A run of records

=======

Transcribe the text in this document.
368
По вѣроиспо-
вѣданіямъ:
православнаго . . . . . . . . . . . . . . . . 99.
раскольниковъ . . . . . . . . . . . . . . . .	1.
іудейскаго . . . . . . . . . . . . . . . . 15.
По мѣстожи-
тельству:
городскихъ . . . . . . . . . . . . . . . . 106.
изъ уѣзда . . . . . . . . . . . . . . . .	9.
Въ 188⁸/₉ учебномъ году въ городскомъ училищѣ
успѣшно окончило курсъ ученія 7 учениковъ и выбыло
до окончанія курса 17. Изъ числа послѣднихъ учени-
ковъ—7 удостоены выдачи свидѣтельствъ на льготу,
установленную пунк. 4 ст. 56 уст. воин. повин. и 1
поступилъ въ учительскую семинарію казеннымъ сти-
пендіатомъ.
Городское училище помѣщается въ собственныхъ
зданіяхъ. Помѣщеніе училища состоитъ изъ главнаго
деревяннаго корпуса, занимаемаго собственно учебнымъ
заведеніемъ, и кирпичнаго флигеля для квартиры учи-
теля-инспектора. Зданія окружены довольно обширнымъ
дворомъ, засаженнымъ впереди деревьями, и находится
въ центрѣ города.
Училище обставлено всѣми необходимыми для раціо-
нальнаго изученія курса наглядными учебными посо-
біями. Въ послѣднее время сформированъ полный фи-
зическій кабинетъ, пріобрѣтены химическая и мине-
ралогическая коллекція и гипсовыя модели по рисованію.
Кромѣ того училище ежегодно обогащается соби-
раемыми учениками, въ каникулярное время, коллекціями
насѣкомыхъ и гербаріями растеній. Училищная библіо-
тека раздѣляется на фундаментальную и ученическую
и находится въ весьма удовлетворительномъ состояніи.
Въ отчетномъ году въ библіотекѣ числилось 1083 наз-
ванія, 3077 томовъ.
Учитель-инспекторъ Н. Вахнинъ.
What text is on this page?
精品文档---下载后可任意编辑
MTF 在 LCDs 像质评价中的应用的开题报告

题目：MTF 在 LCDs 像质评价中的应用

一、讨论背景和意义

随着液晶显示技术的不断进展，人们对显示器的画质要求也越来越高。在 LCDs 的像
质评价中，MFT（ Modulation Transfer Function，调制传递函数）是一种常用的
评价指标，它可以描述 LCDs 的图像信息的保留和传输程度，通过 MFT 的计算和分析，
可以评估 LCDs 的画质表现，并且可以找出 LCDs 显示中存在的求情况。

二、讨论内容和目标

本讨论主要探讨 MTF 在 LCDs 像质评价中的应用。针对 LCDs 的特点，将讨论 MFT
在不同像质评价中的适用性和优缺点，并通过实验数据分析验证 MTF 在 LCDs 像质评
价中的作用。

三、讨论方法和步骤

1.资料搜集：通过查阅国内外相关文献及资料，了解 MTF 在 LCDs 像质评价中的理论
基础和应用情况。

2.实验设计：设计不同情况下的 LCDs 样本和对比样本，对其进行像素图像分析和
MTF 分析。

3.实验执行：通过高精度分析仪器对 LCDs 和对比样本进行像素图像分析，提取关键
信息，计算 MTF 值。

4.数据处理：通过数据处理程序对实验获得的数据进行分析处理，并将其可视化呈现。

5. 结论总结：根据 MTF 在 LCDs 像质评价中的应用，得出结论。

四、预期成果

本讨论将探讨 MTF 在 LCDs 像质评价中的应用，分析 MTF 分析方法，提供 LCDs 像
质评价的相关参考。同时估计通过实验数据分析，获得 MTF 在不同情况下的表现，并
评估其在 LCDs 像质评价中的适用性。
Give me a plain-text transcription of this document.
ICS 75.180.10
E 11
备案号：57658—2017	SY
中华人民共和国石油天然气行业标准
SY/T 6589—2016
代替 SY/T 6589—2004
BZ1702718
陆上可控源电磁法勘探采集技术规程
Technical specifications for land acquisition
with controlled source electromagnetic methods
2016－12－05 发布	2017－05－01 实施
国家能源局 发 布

=======

◆ PROBLEM STATEMENT: Gather all lines of the records that include the word "время".

◆ TASK RESPONSE:
біями. Въ послѣднее время сформированъ полный фи-
раемыми учениками, въ каникулярное время, коллекціями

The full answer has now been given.